### What the task requires
Copy the records that follow exactly as written, but not their pictures.

### Raw records
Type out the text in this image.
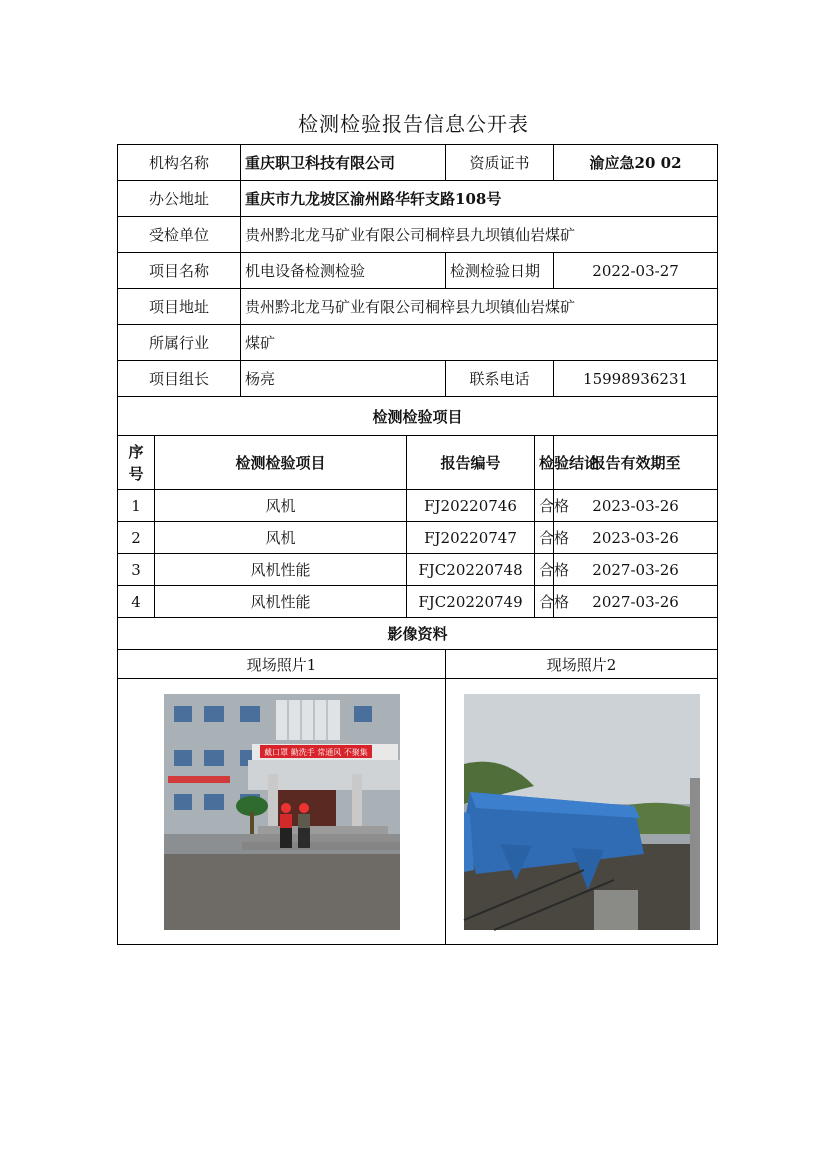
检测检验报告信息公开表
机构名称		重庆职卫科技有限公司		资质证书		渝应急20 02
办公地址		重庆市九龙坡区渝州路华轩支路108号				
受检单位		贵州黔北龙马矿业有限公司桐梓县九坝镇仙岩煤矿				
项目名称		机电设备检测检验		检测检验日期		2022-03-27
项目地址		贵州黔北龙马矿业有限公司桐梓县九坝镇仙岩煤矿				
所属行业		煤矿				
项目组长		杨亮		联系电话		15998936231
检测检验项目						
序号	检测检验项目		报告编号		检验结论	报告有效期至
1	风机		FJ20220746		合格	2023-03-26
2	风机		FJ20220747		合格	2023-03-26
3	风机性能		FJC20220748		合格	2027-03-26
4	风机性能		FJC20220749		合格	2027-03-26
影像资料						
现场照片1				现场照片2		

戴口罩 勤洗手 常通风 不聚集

### Answer
Type out the text in this image.
检测检验报告信息公开表
机构名称		重庆职卫科技有限公司		资质证书		渝应急20 02
办公地址		重庆市九龙坡区渝州路华轩支路108号				
受检单位		贵州黔北龙马矿业有限公司桐梓县九坝镇仙岩煤矿				
项目名称		机电设备检测检验		检测检验日期		2022-03-27
项目地址		贵州黔北龙马矿业有限公司桐梓县九坝镇仙岩煤矿				
所属行业		煤矿				
项目组长		杨亮		联系电话		15998936231
检测检验项目						
序号	检测检验项目		报告编号		检验结论	报告有效期至
1	风机		FJ20220746		合格	2023-03-26
2	风机		FJ20220747		合格	2023-03-26
3	风机性能		FJC20220748		合格	2027-03-26
4	风机性能		FJC20220749		合格	2027-03-26
影像资料						
现场照片1				现场照片2		

戴口罩 勤洗手 常通风 不聚集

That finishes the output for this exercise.